Where a line of the material contains the string "قطعے", copy that line.
◇ ◇ ◇ ◇
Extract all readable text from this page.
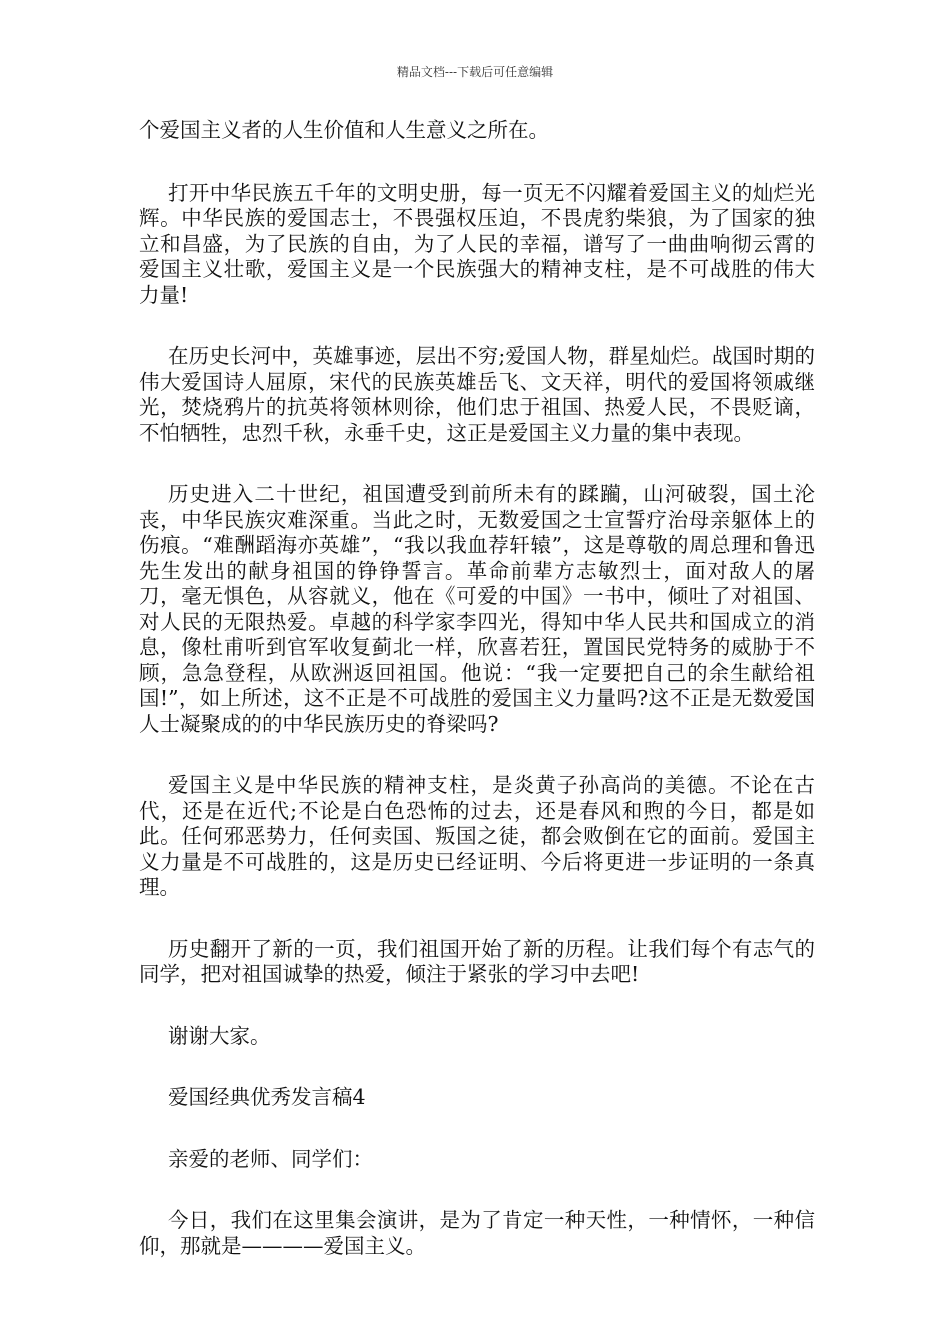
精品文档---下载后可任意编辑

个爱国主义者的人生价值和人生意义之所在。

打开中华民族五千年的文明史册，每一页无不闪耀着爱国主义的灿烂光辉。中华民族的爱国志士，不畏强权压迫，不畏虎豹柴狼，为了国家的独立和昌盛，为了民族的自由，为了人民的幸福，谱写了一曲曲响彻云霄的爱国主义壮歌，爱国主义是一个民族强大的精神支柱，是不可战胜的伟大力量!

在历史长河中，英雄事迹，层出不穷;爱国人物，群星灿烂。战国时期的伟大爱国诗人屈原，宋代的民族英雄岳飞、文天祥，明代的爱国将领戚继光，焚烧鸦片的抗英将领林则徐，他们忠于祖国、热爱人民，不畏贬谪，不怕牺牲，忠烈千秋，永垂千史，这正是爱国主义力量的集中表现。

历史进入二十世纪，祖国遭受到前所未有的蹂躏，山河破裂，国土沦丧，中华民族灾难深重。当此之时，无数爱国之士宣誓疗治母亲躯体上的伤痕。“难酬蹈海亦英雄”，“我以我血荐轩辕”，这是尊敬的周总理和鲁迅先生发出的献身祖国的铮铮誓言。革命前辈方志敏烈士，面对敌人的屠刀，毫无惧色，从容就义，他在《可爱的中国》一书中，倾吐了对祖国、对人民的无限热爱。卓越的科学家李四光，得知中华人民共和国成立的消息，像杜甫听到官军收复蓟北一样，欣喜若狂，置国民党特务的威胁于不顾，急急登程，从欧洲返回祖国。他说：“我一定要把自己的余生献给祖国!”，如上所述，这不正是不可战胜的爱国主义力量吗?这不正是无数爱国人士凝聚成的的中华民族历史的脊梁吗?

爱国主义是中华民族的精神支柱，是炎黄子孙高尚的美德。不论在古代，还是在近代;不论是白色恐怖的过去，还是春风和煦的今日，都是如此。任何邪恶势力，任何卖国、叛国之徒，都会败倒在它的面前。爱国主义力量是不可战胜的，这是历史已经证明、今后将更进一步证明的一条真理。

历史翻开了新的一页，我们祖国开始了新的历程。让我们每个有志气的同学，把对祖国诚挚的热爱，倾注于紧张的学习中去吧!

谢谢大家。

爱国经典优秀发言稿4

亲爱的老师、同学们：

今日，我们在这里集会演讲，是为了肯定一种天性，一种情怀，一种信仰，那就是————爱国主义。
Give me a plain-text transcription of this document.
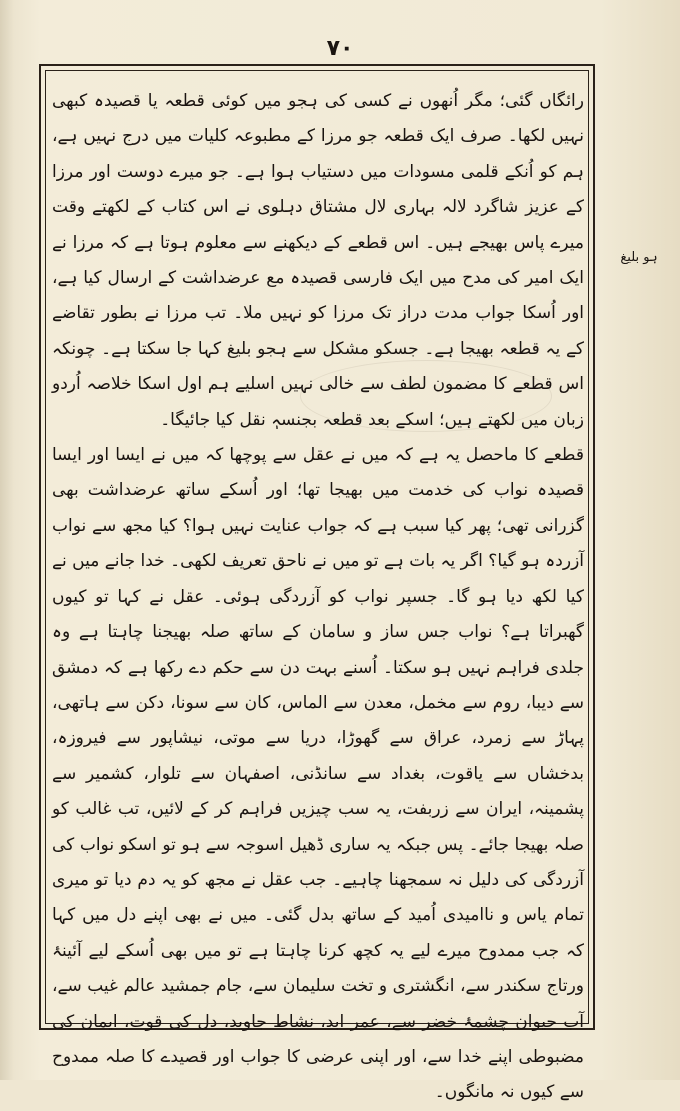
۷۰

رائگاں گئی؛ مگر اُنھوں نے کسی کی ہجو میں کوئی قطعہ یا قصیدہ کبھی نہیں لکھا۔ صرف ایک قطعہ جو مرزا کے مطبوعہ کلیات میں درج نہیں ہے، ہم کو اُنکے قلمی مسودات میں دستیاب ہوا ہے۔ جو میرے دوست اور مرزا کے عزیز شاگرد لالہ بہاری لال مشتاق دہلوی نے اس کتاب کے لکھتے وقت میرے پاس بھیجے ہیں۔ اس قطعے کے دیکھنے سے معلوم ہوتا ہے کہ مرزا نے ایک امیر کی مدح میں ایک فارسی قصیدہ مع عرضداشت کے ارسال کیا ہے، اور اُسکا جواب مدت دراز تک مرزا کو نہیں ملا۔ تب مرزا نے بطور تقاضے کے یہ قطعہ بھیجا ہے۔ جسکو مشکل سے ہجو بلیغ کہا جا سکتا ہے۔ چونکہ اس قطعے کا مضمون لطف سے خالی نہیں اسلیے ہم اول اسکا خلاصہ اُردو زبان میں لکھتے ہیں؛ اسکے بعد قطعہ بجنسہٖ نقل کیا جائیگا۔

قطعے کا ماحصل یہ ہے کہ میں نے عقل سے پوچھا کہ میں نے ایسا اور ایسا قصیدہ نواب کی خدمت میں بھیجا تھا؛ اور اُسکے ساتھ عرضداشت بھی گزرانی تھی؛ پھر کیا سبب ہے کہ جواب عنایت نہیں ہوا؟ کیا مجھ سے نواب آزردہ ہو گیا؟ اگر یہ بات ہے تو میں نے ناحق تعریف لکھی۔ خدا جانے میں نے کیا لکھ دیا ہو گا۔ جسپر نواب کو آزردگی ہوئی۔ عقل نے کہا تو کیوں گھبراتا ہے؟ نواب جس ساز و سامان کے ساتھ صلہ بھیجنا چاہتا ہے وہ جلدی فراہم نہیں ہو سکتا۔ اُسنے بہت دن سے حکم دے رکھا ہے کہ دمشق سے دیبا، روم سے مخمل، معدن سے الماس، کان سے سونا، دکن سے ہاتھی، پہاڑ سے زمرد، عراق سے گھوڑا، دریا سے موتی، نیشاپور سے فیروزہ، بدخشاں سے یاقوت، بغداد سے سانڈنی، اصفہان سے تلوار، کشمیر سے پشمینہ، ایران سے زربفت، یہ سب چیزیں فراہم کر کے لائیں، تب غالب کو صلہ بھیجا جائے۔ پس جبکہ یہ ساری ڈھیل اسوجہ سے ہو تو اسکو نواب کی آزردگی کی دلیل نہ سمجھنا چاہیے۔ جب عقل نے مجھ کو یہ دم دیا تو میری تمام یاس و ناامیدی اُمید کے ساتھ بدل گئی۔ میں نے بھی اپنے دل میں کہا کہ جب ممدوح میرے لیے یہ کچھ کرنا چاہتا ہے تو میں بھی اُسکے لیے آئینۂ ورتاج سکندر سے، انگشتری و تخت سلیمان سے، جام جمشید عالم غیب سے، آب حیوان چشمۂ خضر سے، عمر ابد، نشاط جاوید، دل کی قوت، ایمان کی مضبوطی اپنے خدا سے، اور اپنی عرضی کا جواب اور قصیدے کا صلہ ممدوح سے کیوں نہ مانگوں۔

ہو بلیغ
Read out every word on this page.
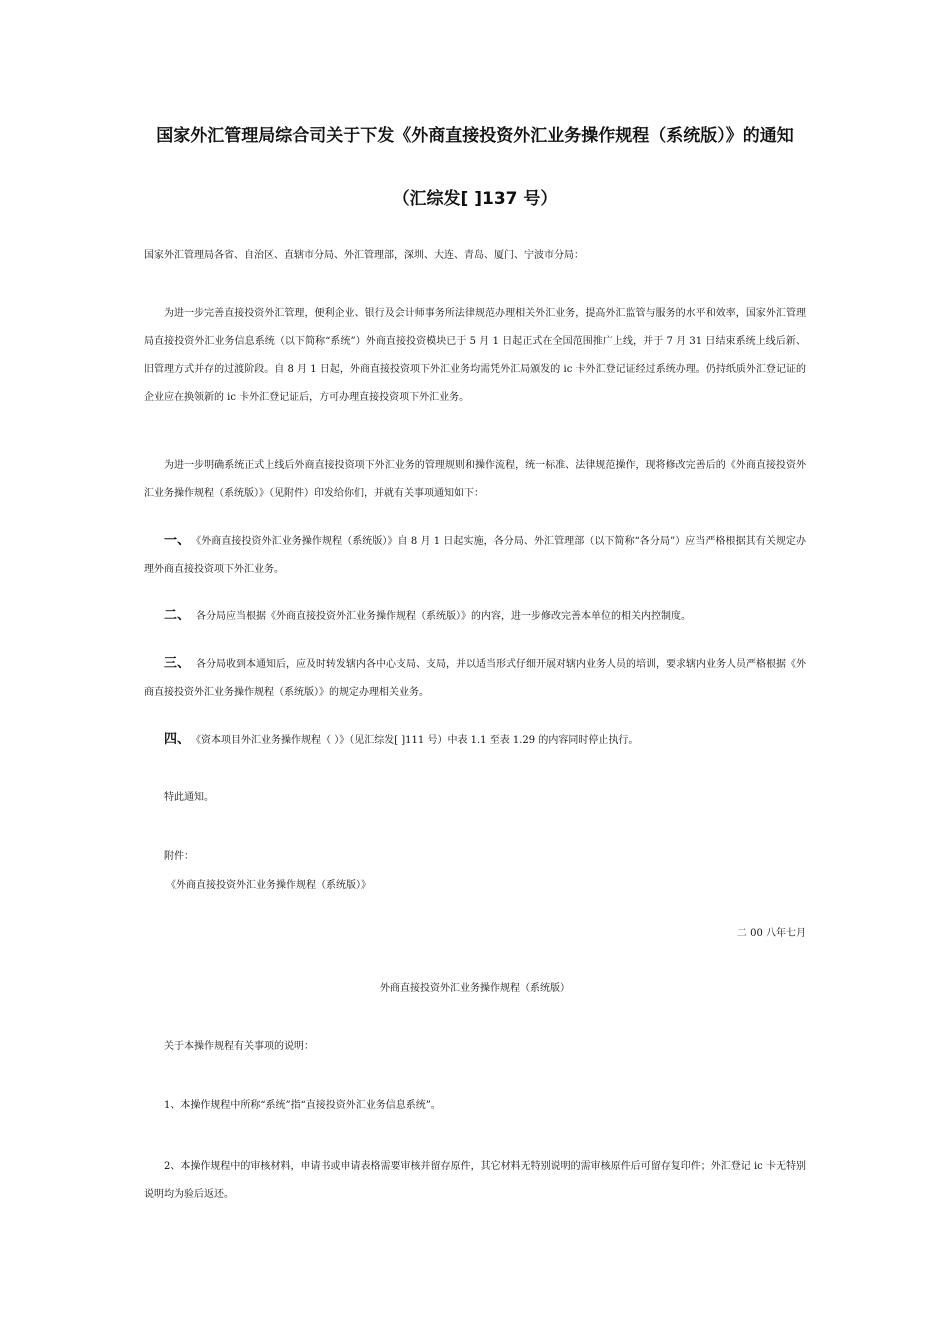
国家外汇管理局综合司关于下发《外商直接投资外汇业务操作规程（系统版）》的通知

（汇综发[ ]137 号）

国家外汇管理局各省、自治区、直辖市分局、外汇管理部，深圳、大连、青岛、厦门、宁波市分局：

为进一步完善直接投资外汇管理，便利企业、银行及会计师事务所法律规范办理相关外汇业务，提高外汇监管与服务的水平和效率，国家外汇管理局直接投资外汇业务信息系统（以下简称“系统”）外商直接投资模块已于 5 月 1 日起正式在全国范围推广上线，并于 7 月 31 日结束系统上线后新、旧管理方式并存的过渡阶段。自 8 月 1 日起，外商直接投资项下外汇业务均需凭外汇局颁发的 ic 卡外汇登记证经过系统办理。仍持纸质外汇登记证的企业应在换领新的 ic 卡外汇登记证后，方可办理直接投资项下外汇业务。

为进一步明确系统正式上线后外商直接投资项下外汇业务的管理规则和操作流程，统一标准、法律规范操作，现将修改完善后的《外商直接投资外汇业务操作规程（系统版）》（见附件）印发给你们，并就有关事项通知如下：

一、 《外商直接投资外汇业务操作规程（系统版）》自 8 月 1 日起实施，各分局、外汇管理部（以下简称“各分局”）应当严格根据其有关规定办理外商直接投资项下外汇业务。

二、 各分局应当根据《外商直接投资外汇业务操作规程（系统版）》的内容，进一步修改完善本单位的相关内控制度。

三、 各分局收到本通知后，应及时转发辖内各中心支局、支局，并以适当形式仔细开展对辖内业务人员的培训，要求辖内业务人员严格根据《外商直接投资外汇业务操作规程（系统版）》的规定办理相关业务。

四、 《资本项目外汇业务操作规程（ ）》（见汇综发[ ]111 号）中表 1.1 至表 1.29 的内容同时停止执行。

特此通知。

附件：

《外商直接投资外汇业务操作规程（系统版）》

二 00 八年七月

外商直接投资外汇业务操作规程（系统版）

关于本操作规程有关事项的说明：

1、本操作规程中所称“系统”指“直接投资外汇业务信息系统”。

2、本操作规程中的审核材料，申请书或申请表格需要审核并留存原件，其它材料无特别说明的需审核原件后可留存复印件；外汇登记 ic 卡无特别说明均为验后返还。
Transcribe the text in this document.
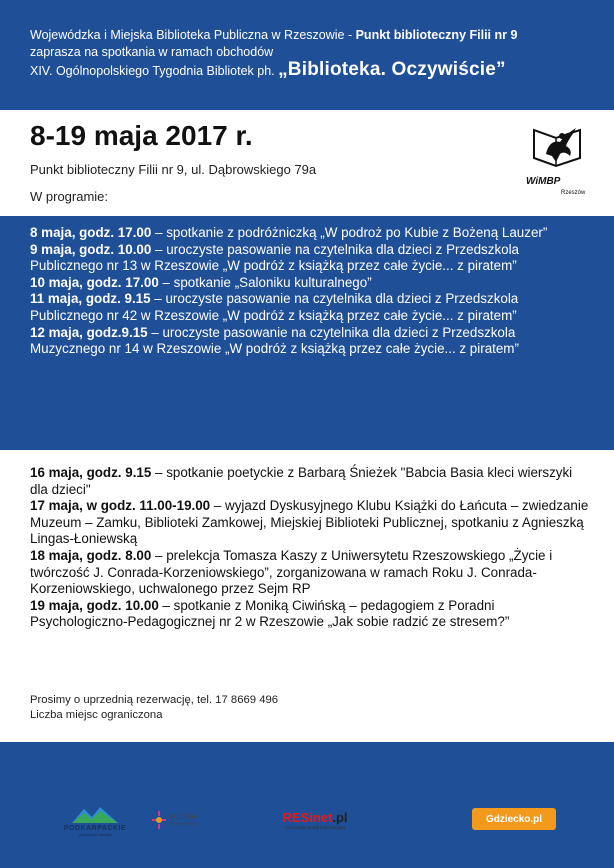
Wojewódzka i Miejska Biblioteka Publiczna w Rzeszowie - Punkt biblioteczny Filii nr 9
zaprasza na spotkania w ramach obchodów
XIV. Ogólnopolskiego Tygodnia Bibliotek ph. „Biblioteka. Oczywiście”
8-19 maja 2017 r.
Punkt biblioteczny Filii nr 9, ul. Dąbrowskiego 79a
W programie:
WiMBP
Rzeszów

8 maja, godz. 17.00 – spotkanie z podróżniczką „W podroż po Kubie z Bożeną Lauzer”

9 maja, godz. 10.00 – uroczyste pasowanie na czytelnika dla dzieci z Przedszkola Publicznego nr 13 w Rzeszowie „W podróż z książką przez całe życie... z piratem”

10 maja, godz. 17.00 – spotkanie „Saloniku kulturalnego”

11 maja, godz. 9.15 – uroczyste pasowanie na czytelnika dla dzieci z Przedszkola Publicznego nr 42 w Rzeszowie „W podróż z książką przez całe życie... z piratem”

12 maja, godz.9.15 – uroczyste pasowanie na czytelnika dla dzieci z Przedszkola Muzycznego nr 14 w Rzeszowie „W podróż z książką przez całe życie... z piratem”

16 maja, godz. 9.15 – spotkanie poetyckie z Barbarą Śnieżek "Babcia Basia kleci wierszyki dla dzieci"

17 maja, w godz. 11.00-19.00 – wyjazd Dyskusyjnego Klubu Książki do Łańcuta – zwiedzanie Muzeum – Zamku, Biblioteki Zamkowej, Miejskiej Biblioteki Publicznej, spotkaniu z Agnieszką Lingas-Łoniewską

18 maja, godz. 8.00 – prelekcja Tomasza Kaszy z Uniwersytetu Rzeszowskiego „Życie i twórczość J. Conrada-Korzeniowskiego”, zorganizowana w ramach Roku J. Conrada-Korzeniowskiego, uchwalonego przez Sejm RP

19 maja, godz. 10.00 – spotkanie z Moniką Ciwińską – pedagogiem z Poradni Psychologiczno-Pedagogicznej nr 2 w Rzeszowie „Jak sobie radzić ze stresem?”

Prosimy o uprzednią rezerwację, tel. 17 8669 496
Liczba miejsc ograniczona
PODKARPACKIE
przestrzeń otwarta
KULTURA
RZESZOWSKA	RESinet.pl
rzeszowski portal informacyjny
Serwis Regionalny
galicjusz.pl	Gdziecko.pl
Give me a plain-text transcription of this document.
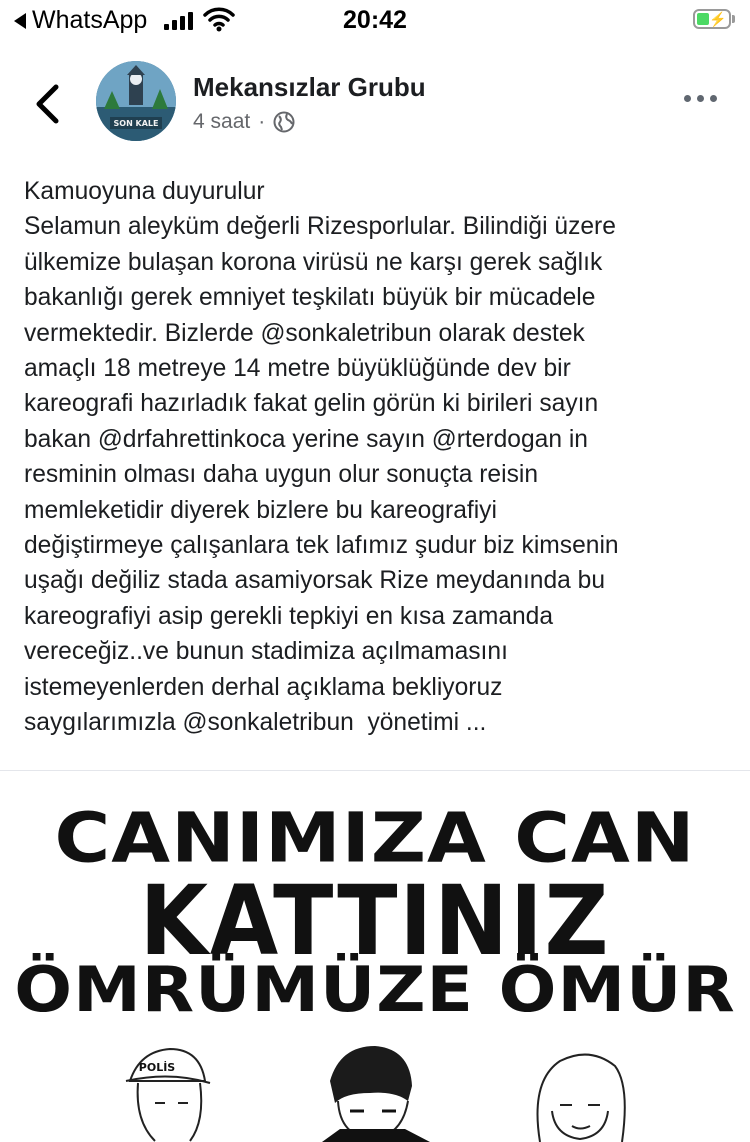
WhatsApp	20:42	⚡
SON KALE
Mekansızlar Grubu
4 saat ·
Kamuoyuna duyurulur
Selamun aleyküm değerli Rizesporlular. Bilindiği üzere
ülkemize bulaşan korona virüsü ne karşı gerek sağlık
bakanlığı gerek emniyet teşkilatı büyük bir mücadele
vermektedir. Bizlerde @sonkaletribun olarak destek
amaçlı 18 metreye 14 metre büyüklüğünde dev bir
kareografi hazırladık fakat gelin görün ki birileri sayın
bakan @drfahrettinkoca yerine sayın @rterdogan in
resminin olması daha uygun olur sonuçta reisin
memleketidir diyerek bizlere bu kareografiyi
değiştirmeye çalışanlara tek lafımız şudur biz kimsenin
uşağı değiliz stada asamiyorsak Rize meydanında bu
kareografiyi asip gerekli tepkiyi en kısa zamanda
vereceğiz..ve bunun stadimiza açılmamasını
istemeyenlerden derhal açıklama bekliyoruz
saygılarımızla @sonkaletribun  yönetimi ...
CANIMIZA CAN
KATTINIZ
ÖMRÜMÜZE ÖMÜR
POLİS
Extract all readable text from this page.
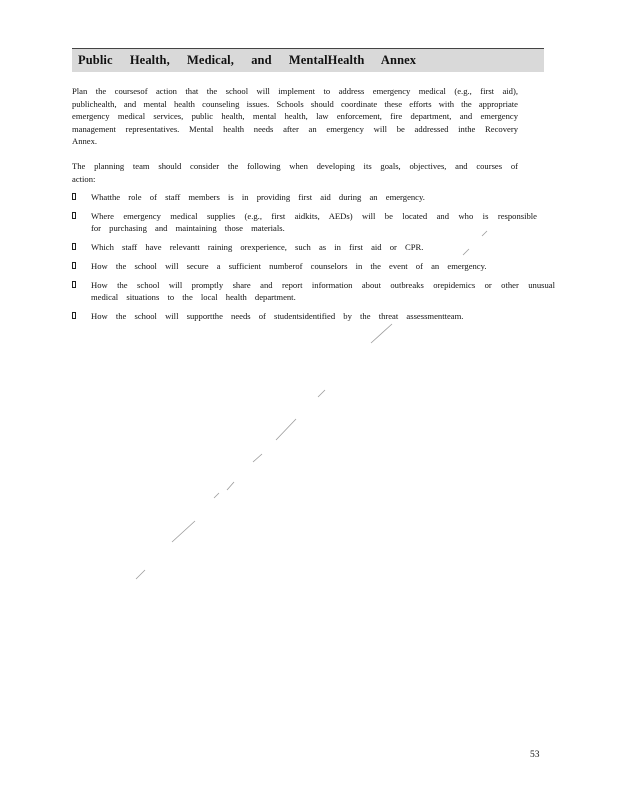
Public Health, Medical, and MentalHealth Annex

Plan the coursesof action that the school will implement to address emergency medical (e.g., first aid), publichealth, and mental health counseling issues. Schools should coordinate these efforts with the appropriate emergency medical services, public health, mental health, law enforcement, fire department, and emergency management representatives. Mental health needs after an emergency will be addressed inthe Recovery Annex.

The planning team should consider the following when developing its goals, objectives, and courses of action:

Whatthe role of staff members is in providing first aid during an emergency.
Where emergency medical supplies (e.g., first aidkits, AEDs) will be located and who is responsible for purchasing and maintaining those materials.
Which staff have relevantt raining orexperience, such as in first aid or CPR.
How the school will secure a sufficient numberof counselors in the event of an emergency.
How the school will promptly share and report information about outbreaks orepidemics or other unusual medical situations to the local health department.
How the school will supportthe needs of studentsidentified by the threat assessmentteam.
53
◇ ◇ ◇ ◇
SOLUTION TO THE EXERCISE:
رائگاں گئی؛ مگر اُنھوں نے کسی کی ہجو میں کوئی قطعہ یا قصیدہ کبھی نہیں لکھا۔ صرف ایک قطعہ جو مرزا کے مطبوعہ کلیات میں درج نہیں ہے، ہم کو اُنکے قلمی مسودات میں دستیاب ہوا ہے۔ جو میرے دوست اور مرزا کے عزیز شاگرد لالہ بہاری لال مشتاق دہلوی نے اس کتاب کے لکھتے وقت میرے پاس بھیجے ہیں۔ اس قطعے کے دیکھنے سے معلوم ہوتا ہے کہ مرزا نے ایک امیر کی مدح میں ایک فارسی قصیدہ مع عرضداشت کے ارسال کیا ہے، اور اُسکا جواب مدت دراز تک مرزا کو نہیں ملا۔ تب مرزا نے بطور تقاضے کے یہ قطعہ بھیجا ہے۔ جسکو مشکل سے ہجو بلیغ کہا جا سکتا ہے۔ چونکہ اس قطعے کا مضمون لطف سے خالی نہیں اسلیے ہم اول اسکا خلاصہ اُردو زبان میں لکھتے ہیں؛ اسکے بعد قطعہ بجنسہٖ نقل کیا جائیگا۔
قطعے کا ماحصل یہ ہے کہ میں نے عقل سے پوچھا کہ میں نے ایسا اور ایسا قصیدہ نواب کی خدمت میں بھیجا تھا؛ اور اُسکے ساتھ عرضداشت بھی گزرانی تھی؛ پھر کیا سبب ہے کہ جواب عنایت نہیں ہوا؟ کیا مجھ سے نواب آزردہ ہو گیا؟ اگر یہ بات ہے تو میں نے ناحق تعریف لکھی۔ خدا جانے میں نے کیا لکھ دیا ہو گا۔ جسپر نواب کو آزردگی ہوئی۔ عقل نے کہا تو کیوں گھبراتا ہے؟ نواب جس ساز و سامان کے ساتھ صلہ بھیجنا چاہتا ہے وہ جلدی فراہم نہیں ہو سکتا۔ اُسنے بہت دن سے حکم دے رکھا ہے کہ دمشق سے دیبا، روم سے مخمل، معدن سے الماس، کان سے سونا، دکن سے ہاتھی، پہاڑ سے زمرد، عراق سے گھوڑا، دریا سے موتی، نیشاپور سے فیروزہ، بدخشاں سے یاقوت، بغداد سے سانڈنی، اصفہان سے تلوار، کشمیر سے پشمینہ، ایران سے زربفت، یہ سب چیزیں فراہم کر کے لائیں، تب غالب کو صلہ بھیجا جائے۔ پس جبکہ یہ ساری ڈھیل اسوجہ سے ہو تو اسکو نواب کی آزردگی کی دلیل نہ سمجھنا چاہیے۔ جب عقل نے مجھ کو یہ دم دیا تو میری تمام یاس و ناامیدی اُمید کے ساتھ بدل گئی۔ میں نے بھی اپنے دل میں کہا کہ جب ممدوح میرے لیے یہ کچھ کرنا چاہتا ہے تو میں بھی اُسکے لیے آئینۂ ورتاج سکندر سے، انگشتری و تخت سلیمان سے، جام جمشید عالم غیب سے، آب حیوان چشمۂ خضر سے، عمر ابد، نشاط جاوید، دل کی قوت، ایمان کی مضبوطی اپنے خدا سے، اور اپنی عرضی کا جواب اور قصیدے کا صلہ ممدوح سے کیوں نہ مانگوں۔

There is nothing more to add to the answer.